**Stated problem:**
Collect every line of the records below that contains the word "terms".

**Recorded information:**
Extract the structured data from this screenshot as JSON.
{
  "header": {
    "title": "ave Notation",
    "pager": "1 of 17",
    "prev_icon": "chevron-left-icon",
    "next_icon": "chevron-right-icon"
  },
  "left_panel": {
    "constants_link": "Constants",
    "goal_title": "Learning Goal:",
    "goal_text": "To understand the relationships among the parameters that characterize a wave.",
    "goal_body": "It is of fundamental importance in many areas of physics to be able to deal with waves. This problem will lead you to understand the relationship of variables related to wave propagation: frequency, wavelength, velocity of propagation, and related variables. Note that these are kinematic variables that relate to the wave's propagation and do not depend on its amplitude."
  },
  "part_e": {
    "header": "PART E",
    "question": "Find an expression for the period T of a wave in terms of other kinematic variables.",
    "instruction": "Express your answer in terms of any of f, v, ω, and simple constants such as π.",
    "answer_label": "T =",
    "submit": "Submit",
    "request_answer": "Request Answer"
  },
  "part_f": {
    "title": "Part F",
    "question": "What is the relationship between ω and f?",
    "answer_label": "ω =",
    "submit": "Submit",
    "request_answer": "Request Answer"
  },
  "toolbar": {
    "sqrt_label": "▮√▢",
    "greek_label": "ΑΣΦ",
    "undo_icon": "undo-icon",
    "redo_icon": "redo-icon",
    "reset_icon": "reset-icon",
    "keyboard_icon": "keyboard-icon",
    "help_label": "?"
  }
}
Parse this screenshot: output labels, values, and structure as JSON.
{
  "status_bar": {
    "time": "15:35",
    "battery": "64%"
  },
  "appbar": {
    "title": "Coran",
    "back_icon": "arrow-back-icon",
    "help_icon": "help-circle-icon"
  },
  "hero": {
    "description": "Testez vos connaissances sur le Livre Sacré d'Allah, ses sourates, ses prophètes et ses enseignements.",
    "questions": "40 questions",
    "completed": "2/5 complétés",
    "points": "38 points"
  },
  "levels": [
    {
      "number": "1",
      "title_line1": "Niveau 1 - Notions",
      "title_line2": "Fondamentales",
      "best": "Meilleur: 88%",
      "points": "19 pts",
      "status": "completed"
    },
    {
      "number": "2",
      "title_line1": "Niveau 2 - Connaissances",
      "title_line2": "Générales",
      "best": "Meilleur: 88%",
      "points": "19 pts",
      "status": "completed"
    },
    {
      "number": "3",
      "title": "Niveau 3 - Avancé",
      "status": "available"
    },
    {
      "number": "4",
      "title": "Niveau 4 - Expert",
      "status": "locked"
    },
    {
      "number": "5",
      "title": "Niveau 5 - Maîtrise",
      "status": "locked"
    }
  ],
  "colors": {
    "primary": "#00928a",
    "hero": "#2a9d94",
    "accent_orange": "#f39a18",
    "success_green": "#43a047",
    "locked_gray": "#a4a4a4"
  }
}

**Reply to the exercise:**
    "question": "Find an expression for the period T of a wave in terms of other kinematic variables.",
    "instruction": "Express your answer in terms of any of f, v, ω, and simple constants such as π.",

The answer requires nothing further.